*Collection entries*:
start

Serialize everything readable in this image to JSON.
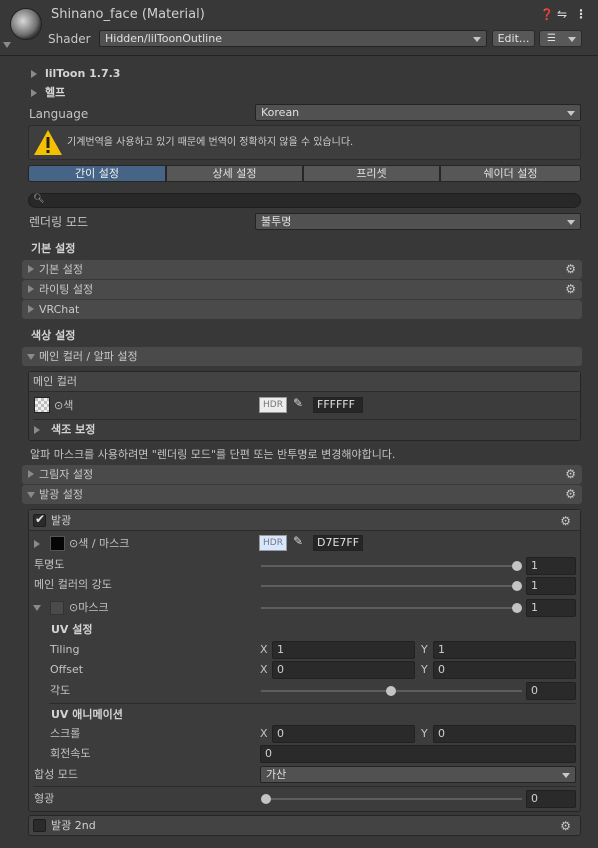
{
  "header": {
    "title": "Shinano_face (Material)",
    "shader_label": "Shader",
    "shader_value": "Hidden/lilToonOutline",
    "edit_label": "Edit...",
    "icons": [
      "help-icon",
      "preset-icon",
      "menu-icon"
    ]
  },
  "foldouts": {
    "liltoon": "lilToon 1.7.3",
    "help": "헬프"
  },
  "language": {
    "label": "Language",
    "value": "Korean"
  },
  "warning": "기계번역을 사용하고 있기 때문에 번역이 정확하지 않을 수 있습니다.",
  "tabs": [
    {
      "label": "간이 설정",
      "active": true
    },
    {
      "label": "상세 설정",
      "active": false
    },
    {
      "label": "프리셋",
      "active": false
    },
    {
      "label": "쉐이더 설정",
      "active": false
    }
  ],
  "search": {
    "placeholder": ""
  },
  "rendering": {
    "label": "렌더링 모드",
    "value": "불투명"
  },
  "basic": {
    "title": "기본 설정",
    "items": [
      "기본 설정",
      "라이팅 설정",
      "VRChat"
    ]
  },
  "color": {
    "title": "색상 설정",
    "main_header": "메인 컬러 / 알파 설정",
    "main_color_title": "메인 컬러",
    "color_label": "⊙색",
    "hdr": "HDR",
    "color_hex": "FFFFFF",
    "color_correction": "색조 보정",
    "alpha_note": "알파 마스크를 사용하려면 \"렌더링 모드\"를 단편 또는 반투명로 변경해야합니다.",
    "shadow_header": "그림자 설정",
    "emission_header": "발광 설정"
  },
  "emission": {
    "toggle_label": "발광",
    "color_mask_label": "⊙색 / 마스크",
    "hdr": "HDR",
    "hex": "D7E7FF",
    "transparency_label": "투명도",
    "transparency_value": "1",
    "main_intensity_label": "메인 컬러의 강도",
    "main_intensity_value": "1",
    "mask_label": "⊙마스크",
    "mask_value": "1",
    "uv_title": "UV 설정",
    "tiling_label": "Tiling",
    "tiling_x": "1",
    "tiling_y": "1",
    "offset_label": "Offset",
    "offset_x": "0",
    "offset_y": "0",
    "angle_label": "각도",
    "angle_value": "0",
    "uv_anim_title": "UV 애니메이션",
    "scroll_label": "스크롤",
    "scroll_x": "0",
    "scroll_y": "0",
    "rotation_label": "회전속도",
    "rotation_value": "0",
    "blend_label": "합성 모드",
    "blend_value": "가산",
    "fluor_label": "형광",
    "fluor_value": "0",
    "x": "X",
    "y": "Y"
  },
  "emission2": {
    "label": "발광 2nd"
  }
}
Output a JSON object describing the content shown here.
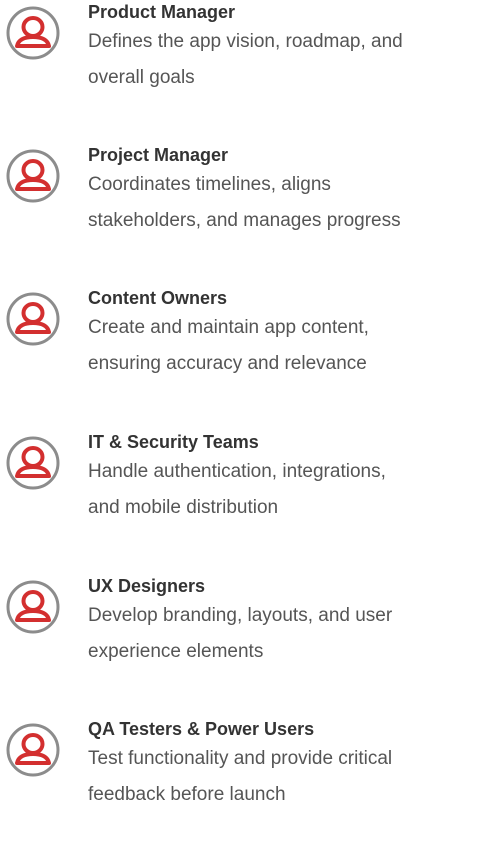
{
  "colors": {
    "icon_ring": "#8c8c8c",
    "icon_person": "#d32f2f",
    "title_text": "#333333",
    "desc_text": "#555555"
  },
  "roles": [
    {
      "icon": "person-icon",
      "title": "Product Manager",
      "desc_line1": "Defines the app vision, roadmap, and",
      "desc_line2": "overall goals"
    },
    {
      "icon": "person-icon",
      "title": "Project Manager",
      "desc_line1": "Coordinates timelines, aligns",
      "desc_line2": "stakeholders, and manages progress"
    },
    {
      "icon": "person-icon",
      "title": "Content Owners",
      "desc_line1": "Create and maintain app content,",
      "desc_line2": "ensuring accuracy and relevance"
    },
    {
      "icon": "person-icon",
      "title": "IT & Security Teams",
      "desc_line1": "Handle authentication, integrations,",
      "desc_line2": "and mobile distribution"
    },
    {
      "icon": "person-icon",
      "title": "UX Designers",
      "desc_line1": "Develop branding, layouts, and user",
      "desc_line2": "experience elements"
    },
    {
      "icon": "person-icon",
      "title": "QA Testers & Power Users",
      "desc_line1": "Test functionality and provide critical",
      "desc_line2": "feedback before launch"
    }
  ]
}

end

Return the listing above unchanged, apart from dropping its pictures.

Serialize everything readable in this image to JSON.
{
  "header": {
    "title": "Shinano_face (Material)",
    "shader_label": "Shader",
    "shader_value": "Hidden/lilToonOutline",
    "edit_label": "Edit...",
    "icons": [
      "help-icon",
      "preset-icon",
      "menu-icon"
    ]
  },
  "foldouts": {
    "liltoon": "lilToon 1.7.3",
    "help": "헬프"
  },
  "language": {
    "label": "Language",
    "value": "Korean"
  },
  "warning": "기계번역을 사용하고 있기 때문에 번역이 정확하지 않을 수 있습니다.",
  "tabs": [
    {
      "label": "간이 설정",
      "active": true
    },
    {
      "label": "상세 설정",
      "active": false
    },
    {
      "label": "프리셋",
      "active": false
    },
    {
      "label": "쉐이더 설정",
      "active": false
    }
  ],
  "search": {
    "placeholder": ""
  },
  "rendering": {
    "label": "렌더링 모드",
    "value": "불투명"
  },
  "basic": {
    "title": "기본 설정",
    "items": [
      "기본 설정",
      "라이팅 설정",
      "VRChat"
    ]
  },
  "color": {
    "title": "색상 설정",
    "main_header": "메인 컬러 / 알파 설정",
    "main_color_title": "메인 컬러",
    "color_label": "⊙색",
    "hdr": "HDR",
    "color_hex": "FFFFFF",
    "color_correction": "색조 보정",
    "alpha_note": "알파 마스크를 사용하려면 \"렌더링 모드\"를 단편 또는 반투명로 변경해야합니다.",
    "shadow_header": "그림자 설정",
    "emission_header": "발광 설정"
  },
  "emission": {
    "toggle_label": "발광",
    "color_mask_label": "⊙색 / 마스크",
    "hdr": "HDR",
    "hex": "D7E7FF",
    "transparency_label": "투명도",
    "transparency_value": "1",
    "main_intensity_label": "메인 컬러의 강도",
    "main_intensity_value": "1",
    "mask_label": "⊙마스크",
    "mask_value": "1",
    "uv_title": "UV 설정",
    "tiling_label": "Tiling",
    "tiling_x": "1",
    "tiling_y": "1",
    "offset_label": "Offset",
    "offset_x": "0",
    "offset_y": "0",
    "angle_label": "각도",
    "angle_value": "0",
    "uv_anim_title": "UV 애니메이션",
    "scroll_label": "스크롤",
    "scroll_x": "0",
    "scroll_y": "0",
    "rotation_label": "회전속도",
    "rotation_value": "0",
    "blend_label": "합성 모드",
    "blend_value": "가산",
    "fluor_label": "형광",
    "fluor_value": "0",
    "x": "X",
    "y": "Y"
  },
  "emission2": {
    "label": "발광 2nd"
  }
}
Output a JSON object describing the content shown here.
{
  "colors": {
    "icon_ring": "#8c8c8c",
    "icon_person": "#d32f2f",
    "title_text": "#333333",
    "desc_text": "#555555"
  },
  "roles": [
    {
      "icon": "person-icon",
      "title": "Product Manager",
      "desc_line1": "Defines the app vision, roadmap, and",
      "desc_line2": "overall goals"
    },
    {
      "icon": "person-icon",
      "title": "Project Manager",
      "desc_line1": "Coordinates timelines, aligns",
      "desc_line2": "stakeholders, and manages progress"
    },
    {
      "icon": "person-icon",
      "title": "Content Owners",
      "desc_line1": "Create and maintain app content,",
      "desc_line2": "ensuring accuracy and relevance"
    },
    {
      "icon": "person-icon",
      "title": "IT & Security Teams",
      "desc_line1": "Handle authentication, integrations,",
      "desc_line2": "and mobile distribution"
    },
    {
      "icon": "person-icon",
      "title": "UX Designers",
      "desc_line1": "Develop branding, layouts, and user",
      "desc_line2": "experience elements"
    },
    {
      "icon": "person-icon",
      "title": "QA Testers & Power Users",
      "desc_line1": "Test functionality and provide critical",
      "desc_line2": "feedback before launch"
    }
  ]
}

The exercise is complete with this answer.